RECORDS FOR THIS EXERCISE
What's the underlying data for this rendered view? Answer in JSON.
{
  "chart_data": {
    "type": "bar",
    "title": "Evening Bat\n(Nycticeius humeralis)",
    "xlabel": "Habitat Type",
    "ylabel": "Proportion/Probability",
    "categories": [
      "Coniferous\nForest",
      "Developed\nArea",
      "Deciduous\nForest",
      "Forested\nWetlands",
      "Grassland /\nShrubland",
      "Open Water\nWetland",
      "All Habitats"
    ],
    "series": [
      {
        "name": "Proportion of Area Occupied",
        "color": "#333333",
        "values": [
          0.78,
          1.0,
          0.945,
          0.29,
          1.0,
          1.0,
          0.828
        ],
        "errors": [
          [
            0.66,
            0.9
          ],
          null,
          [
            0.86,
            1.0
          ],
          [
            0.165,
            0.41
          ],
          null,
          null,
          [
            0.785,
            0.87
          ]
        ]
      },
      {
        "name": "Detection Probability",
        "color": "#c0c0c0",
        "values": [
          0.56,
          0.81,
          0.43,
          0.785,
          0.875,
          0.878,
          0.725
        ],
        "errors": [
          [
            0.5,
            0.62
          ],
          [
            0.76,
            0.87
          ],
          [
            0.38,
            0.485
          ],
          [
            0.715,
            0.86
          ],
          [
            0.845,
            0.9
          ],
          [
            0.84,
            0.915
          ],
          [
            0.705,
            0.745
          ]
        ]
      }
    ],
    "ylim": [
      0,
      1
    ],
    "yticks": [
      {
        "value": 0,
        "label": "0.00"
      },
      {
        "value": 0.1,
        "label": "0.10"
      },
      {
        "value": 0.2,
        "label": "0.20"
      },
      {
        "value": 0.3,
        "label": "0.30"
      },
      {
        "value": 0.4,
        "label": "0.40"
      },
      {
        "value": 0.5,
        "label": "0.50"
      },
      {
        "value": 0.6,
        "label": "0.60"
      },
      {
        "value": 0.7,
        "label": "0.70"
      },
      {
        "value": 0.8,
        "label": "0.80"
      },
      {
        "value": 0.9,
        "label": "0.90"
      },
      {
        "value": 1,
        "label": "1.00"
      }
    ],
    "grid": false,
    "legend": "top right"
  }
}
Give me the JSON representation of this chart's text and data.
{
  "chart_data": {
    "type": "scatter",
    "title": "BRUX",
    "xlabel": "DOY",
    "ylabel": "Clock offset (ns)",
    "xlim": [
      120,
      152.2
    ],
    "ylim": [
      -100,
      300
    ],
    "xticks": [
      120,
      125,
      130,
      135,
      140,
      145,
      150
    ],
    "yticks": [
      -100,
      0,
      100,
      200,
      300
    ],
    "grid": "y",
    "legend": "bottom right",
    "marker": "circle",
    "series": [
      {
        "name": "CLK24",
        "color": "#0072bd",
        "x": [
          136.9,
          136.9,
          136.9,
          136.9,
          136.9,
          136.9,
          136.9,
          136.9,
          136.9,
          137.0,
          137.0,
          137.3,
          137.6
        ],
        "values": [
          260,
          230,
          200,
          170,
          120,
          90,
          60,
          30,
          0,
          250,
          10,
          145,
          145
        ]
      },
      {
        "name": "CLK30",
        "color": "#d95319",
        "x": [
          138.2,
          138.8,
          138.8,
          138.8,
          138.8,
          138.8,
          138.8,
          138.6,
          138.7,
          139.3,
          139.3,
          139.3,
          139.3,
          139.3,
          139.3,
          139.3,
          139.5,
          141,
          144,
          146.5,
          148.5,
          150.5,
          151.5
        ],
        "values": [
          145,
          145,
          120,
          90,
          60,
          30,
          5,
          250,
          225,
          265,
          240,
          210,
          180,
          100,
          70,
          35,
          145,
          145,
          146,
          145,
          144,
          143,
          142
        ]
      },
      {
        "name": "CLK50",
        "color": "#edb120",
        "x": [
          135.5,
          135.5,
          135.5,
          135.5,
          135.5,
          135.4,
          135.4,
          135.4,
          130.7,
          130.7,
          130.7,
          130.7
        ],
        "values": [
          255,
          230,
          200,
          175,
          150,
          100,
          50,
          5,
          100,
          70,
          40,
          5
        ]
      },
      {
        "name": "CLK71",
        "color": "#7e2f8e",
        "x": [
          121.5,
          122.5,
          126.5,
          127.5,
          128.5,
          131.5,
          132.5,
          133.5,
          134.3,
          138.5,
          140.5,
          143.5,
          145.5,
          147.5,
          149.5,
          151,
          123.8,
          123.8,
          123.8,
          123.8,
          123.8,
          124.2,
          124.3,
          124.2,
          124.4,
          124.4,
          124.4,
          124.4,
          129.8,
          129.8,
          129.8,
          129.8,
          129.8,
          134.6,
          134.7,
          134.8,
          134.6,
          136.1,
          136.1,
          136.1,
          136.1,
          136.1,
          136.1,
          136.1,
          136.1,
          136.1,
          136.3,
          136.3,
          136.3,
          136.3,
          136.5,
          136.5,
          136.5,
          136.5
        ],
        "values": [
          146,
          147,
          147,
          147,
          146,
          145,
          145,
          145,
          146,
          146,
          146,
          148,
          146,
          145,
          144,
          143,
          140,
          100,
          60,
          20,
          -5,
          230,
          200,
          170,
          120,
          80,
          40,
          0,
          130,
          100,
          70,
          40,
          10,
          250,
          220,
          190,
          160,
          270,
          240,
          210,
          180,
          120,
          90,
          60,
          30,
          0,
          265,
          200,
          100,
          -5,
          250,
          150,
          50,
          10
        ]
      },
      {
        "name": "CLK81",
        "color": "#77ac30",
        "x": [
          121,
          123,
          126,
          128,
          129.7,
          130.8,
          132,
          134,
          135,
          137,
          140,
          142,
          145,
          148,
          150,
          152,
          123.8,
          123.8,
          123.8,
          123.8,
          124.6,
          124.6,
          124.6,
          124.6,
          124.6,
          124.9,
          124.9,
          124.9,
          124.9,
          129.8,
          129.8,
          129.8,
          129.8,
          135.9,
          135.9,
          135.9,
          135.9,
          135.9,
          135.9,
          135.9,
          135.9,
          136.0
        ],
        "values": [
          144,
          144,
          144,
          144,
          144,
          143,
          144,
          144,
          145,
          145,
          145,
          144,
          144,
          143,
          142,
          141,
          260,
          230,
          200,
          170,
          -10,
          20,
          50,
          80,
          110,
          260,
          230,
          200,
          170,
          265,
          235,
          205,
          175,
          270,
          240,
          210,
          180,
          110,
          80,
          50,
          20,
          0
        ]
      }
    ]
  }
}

DIRECTIONS
Track down every line with the word "Proportion" and copy it.

WORKED SOLUTION
    "ylabel": "Proportion/Probability",
        "name": "Proportion of Area Occupied",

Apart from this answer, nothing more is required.